** begin Available data **
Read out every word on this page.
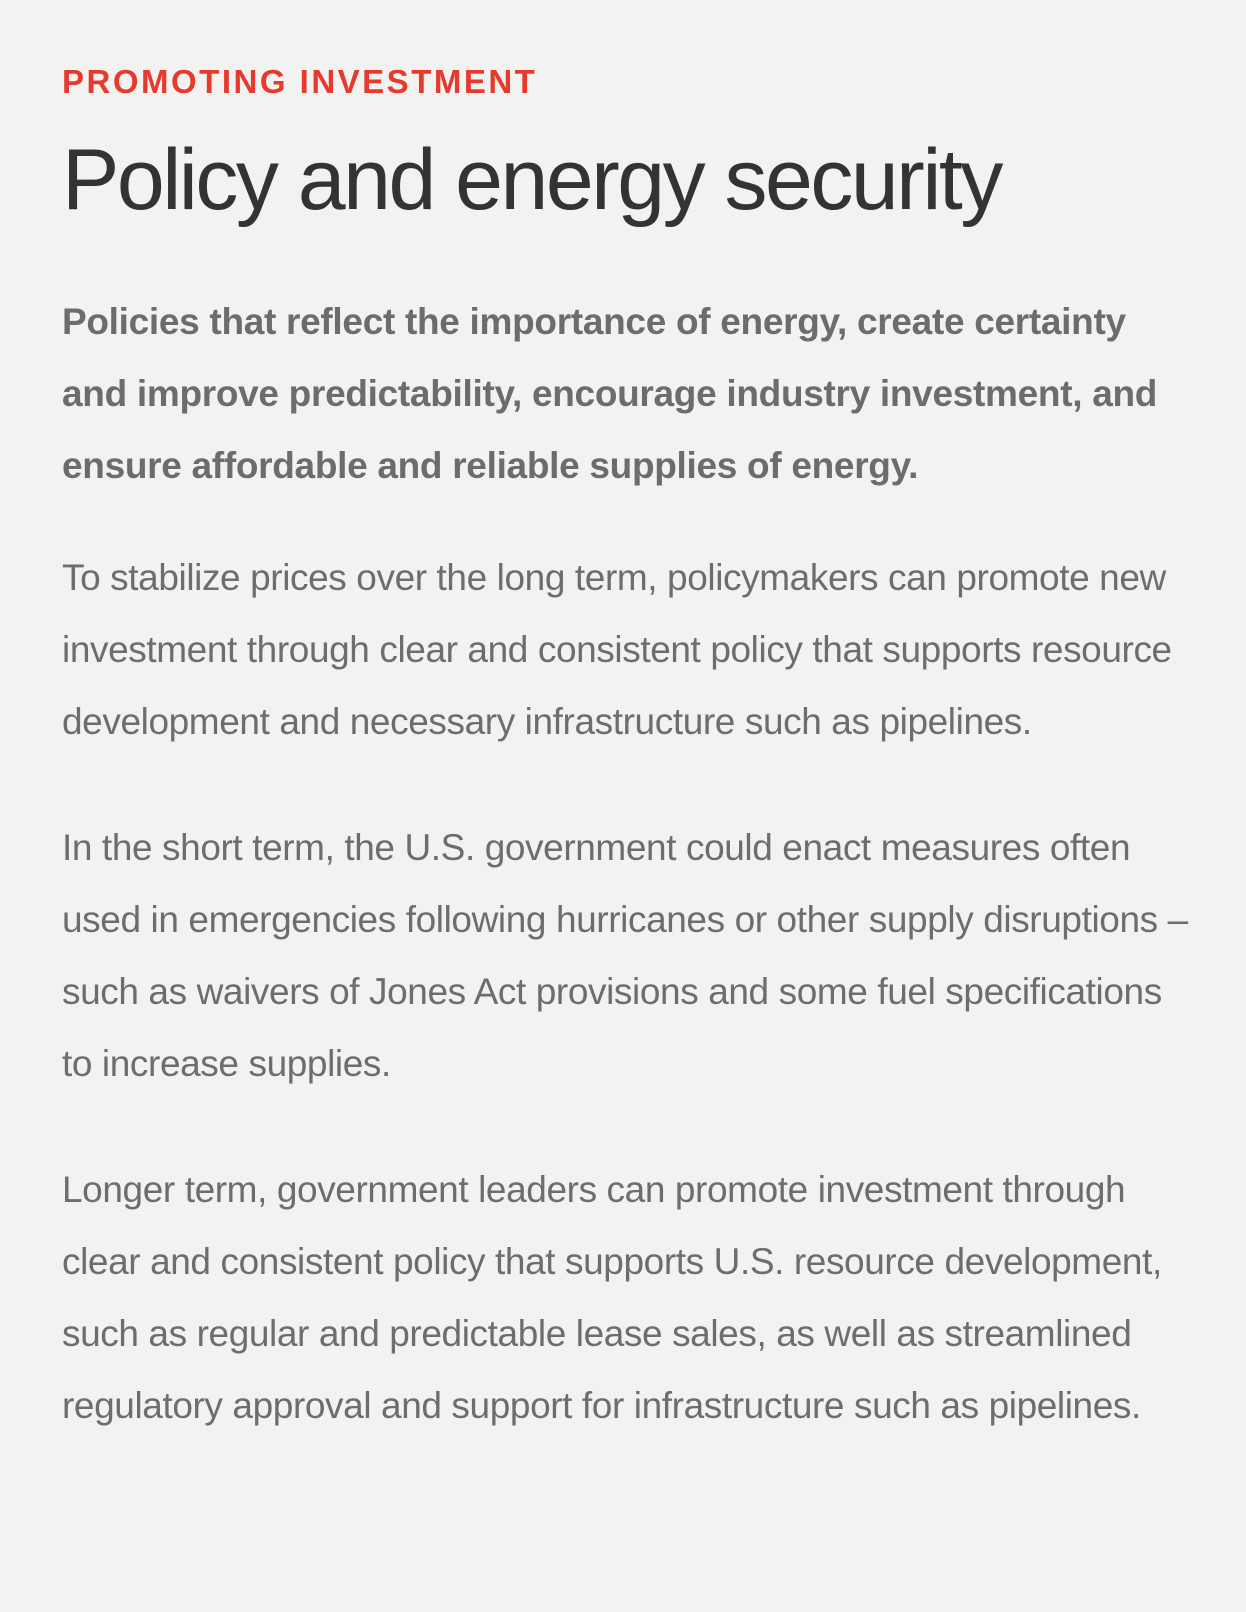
PROMOTING INVESTMENT

Policy and energy security

Policies that reflect the importance of energy, create certainty and improve predictability, encourage industry investment, and ensure affordable and reliable supplies of energy.

To stabilize prices over the long term, policymakers can promote new investment through clear and consistent policy that supports resource development and necessary infrastructure such as pipelines.

In the short term, the U.S. government could enact measures often used in emergencies following hurricanes or other supply disruptions – such as waivers of Jones Act provisions and some fuel specifications to increase supplies.

Longer term, government leaders can promote investment through clear and consistent policy that supports U.S. resource development, such as regular and predictable lease sales, as well as streamlined regulatory approval and support for infrastructure such as pipelines.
** end Available data **
§ **Goal**: All of the data above should be transcribed verbatim, with pictures omitted.

§ **Result of this exercise**:
Read out every word on this page.
PROMOTING INVESTMENT

Policy and energy security

Policies that reflect the importance of energy, create certainty and improve predictability, encourage industry investment, and ensure affordable and reliable supplies of energy.

To stabilize prices over the long term, policymakers can promote new investment through clear and consistent policy that supports resource development and necessary infrastructure such as pipelines.

In the short term, the U.S. government could enact measures often used in emergencies following hurricanes or other supply disruptions – such as waivers of Jones Act provisions and some fuel specifications to increase supplies.

Longer term, government leaders can promote investment through clear and consistent policy that supports U.S. resource development, such as regular and predictable lease sales, as well as streamlined regulatory approval and support for infrastructure such as pipelines.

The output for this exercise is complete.